_WRITTEN EXERCISE_. Show all lines of the listing that hold the word "will".
=-=-=
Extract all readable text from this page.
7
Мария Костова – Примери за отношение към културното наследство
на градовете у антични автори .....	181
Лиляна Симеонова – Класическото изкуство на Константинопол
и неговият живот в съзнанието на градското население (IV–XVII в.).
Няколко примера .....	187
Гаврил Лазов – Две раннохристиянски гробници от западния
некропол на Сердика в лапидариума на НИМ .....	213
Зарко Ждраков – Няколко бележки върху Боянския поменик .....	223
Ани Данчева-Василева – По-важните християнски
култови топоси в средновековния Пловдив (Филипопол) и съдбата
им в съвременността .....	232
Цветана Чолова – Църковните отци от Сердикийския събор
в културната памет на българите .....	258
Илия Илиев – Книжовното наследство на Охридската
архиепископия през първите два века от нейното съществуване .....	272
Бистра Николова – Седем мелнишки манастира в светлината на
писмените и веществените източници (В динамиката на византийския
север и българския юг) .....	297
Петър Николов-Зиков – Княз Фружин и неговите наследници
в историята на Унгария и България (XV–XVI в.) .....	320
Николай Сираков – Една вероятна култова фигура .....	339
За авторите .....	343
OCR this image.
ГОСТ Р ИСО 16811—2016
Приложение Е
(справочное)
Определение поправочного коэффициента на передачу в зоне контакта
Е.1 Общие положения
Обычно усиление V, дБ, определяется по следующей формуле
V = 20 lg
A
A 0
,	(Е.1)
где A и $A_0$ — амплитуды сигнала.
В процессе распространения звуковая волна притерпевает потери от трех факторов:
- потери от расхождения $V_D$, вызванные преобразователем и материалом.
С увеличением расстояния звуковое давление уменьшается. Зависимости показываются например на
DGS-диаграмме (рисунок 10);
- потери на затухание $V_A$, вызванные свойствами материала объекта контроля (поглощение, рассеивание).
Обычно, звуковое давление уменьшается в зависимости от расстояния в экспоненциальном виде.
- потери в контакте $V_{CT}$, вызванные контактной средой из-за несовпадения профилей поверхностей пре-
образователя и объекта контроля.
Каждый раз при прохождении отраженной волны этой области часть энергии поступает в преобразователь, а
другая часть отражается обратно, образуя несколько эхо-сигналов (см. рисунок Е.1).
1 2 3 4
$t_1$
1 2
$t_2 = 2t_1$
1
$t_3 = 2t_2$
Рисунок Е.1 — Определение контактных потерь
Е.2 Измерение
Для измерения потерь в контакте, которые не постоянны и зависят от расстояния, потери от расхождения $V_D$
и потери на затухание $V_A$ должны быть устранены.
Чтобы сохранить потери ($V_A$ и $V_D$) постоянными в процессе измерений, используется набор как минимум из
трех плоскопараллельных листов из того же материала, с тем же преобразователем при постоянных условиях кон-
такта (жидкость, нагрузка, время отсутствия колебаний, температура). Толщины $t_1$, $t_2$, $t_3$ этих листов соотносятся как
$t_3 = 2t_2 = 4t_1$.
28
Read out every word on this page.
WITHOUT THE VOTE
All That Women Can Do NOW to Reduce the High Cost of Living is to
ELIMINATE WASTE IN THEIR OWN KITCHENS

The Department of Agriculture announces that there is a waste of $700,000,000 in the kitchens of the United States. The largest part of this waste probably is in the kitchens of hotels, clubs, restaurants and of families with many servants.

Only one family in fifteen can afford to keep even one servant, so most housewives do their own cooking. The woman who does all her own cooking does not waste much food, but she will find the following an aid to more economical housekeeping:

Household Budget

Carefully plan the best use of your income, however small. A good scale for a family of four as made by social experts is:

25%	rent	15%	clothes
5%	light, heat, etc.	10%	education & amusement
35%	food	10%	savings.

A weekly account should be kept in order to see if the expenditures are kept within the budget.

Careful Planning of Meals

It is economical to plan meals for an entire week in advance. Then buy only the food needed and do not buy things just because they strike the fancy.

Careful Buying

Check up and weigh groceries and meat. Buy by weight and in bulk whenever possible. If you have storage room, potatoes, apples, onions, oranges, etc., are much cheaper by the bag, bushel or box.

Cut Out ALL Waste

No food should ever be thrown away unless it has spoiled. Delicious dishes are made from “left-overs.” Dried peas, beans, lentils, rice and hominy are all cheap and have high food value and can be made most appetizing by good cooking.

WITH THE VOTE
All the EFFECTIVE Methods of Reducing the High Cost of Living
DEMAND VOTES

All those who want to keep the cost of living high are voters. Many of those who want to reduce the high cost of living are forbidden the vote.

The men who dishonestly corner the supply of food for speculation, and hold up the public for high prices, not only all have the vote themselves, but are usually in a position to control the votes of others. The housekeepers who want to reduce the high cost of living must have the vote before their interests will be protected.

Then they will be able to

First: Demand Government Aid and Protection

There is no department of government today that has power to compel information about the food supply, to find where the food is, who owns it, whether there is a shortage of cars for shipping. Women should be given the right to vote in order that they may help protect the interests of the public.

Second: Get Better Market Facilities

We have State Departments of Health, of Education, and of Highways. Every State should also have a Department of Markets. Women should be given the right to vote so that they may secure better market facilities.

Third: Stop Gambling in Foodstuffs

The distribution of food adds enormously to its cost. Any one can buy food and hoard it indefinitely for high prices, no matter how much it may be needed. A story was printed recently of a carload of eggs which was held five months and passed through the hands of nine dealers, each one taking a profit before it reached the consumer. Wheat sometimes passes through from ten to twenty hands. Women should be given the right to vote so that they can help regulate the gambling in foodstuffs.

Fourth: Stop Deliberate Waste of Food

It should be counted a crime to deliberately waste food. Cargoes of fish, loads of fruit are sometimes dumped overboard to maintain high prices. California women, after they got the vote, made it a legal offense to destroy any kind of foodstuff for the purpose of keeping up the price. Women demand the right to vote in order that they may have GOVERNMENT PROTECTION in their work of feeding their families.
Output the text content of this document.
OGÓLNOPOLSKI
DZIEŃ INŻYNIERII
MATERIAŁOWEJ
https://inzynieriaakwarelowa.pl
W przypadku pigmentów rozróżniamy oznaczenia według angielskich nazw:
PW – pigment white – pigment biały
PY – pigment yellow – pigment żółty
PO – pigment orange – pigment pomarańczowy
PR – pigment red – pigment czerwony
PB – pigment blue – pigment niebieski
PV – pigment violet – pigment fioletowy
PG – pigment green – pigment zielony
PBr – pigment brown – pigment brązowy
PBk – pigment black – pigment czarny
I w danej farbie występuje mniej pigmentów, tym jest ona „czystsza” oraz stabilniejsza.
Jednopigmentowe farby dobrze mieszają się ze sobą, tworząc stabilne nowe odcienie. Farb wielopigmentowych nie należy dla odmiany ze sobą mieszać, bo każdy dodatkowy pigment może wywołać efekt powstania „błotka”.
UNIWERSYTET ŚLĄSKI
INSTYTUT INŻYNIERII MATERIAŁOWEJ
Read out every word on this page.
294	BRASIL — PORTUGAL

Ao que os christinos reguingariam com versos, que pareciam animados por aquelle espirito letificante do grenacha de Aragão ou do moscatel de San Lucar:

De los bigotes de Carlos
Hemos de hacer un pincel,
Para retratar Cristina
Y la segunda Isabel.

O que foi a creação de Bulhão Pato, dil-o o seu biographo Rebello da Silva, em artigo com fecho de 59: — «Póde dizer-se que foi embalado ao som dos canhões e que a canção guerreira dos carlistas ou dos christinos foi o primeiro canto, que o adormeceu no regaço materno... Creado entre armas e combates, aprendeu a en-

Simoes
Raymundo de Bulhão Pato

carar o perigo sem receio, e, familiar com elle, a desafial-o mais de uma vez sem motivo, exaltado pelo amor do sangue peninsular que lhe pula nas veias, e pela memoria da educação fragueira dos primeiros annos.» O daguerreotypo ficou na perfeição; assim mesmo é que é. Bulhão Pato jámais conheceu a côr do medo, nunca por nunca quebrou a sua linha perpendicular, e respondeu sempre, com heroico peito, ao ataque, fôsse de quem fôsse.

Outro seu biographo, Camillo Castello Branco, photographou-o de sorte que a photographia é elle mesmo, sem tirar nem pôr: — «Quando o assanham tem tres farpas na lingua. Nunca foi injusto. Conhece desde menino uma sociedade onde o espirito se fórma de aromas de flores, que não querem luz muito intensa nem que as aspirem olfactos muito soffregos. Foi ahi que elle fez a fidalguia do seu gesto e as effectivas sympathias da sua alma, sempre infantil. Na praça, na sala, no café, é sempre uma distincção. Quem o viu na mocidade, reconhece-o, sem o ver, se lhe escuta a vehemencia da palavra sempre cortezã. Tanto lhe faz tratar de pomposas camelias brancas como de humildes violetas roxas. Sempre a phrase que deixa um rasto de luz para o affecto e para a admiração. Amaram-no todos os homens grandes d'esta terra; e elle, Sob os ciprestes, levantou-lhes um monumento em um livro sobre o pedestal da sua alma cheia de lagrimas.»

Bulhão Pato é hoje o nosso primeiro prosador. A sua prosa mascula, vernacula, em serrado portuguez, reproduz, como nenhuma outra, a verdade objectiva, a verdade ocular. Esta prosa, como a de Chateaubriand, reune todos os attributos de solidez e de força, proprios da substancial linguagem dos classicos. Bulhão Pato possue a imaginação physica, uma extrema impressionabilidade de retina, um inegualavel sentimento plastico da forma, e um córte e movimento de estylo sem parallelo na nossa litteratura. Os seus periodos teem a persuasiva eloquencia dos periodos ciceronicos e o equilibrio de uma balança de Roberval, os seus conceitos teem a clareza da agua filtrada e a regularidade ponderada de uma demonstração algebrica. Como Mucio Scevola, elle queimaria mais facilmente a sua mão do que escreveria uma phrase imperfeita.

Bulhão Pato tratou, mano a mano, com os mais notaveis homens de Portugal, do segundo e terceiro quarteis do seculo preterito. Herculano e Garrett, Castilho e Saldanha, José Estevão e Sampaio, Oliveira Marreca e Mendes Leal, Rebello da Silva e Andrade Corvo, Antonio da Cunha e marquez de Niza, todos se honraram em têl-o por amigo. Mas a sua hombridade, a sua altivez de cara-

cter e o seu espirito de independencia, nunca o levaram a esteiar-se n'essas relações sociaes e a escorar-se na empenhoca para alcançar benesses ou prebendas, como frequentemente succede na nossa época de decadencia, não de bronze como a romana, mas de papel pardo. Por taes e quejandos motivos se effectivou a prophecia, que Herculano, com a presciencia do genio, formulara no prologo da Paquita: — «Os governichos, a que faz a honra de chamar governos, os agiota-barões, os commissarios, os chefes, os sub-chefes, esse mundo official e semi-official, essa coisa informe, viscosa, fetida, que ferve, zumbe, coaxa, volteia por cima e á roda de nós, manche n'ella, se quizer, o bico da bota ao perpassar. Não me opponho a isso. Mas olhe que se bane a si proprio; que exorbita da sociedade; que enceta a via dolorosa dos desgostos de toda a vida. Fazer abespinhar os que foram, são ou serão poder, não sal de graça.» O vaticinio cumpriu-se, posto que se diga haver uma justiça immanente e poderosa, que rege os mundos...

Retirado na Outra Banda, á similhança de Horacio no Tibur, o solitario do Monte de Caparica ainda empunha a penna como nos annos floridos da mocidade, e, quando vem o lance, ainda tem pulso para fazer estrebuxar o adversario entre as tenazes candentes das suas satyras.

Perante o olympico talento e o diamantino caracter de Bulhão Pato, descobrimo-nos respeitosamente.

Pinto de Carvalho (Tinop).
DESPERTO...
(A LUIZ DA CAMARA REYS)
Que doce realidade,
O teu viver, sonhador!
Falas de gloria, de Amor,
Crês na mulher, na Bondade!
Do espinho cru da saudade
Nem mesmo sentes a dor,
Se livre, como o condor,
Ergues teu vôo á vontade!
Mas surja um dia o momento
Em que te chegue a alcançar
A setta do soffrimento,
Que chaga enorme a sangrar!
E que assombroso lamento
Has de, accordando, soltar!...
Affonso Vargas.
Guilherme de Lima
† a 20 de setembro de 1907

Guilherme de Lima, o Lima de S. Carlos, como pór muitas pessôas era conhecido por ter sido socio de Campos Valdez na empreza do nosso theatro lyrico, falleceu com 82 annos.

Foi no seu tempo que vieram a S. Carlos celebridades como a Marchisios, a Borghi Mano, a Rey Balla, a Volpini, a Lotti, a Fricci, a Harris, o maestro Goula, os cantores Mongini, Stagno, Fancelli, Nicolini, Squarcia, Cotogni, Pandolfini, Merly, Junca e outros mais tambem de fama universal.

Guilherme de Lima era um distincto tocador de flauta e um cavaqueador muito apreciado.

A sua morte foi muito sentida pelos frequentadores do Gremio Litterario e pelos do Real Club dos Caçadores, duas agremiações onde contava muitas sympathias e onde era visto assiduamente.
=-=-=
_ANSWER TO THE EXERCISE_.
Only one family in fifteen can afford to keep even one servant, so most housewives do their own cooking. The woman who does all her own cooking does not waste much food, but she will find the following an aid to more economical housekeeping:
The men who dishonestly corner the supply of food for speculation, and hold up the public for high prices, not only all have the vote themselves, but are usually in a position to control the votes of others. The housekeepers who want to reduce the high cost of living must have the vote before their interests will be protected.
Then they will be able to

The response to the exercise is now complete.